» Dataset records:
------------------------------
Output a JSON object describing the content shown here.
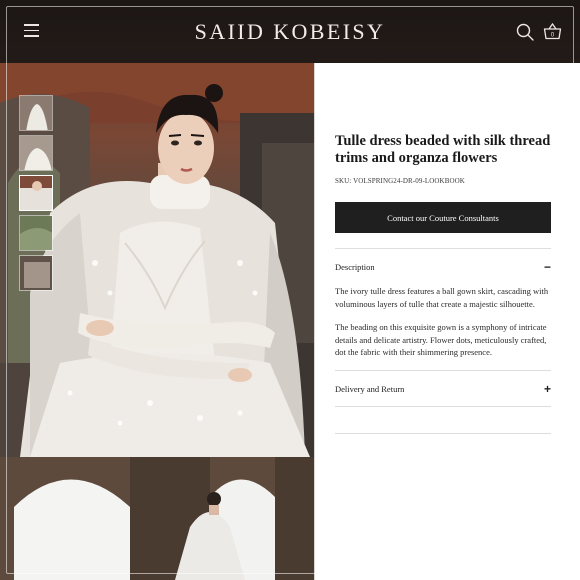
{
  "header": {
    "brand": "SAIID KOBEISY",
    "menu_icon": "hamburger-menu-icon",
    "search_icon": "search-icon",
    "basket_icon": "shopping-basket-icon",
    "cart_count": "0"
  },
  "gallery": {
    "thumbnails": [
      "thumb-1",
      "thumb-2",
      "thumb-3",
      "thumb-4",
      "thumb-5"
    ],
    "active_index": 2
  },
  "product": {
    "title": "Tulle dress beaded with silk thread trims and organza flowers",
    "sku": "SKU: VOLSPRING24-DR-09-LOOKBOOK",
    "contact_button": "Contact our Couture Consultants",
    "description_label": "Description",
    "description_sign": "−",
    "description_p1": "The ivory tulle dress features a ball gown skirt, cascading with voluminous layers of tulle that create a majestic silhouette.",
    "description_p2": "The beading on this exquisite gown is a symphony of intricate details and delicate artistry. Flower dots, meticulously crafted, dot the fabric with their shimmering presence.",
    "delivery_label": "Delivery and Return",
    "delivery_sign": "+"
  },
  "colors": {
    "header_bg": "#1c1614",
    "button_bg": "#1f1f1f",
    "panel_bg": "#ffffff"
  }
}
------------------------------
» Work to complete: Go through the material above and print all of it exactly, except the pictures.

» Exercise output:
Output a JSON object describing the content shown here.
{
  "header": {
    "brand": "SAIID KOBEISY",
    "menu_icon": "hamburger-menu-icon",
    "search_icon": "search-icon",
    "basket_icon": "shopping-basket-icon",
    "cart_count": "0"
  },
  "gallery": {
    "thumbnails": [
      "thumb-1",
      "thumb-2",
      "thumb-3",
      "thumb-4",
      "thumb-5"
    ],
    "active_index": 2
  },
  "product": {
    "title": "Tulle dress beaded with silk thread trims and organza flowers",
    "sku": "SKU: VOLSPRING24-DR-09-LOOKBOOK",
    "contact_button": "Contact our Couture Consultants",
    "description_label": "Description",
    "description_sign": "−",
    "description_p1": "The ivory tulle dress features a ball gown skirt, cascading with voluminous layers of tulle that create a majestic silhouette.",
    "description_p2": "The beading on this exquisite gown is a symphony of intricate details and delicate artistry. Flower dots, meticulously crafted, dot the fabric with their shimmering presence.",
    "delivery_label": "Delivery and Return",
    "delivery_sign": "+"
  },
  "colors": {
    "header_bg": "#1c1614",
    "button_bg": "#1f1f1f",
    "panel_bg": "#ffffff"
  }
}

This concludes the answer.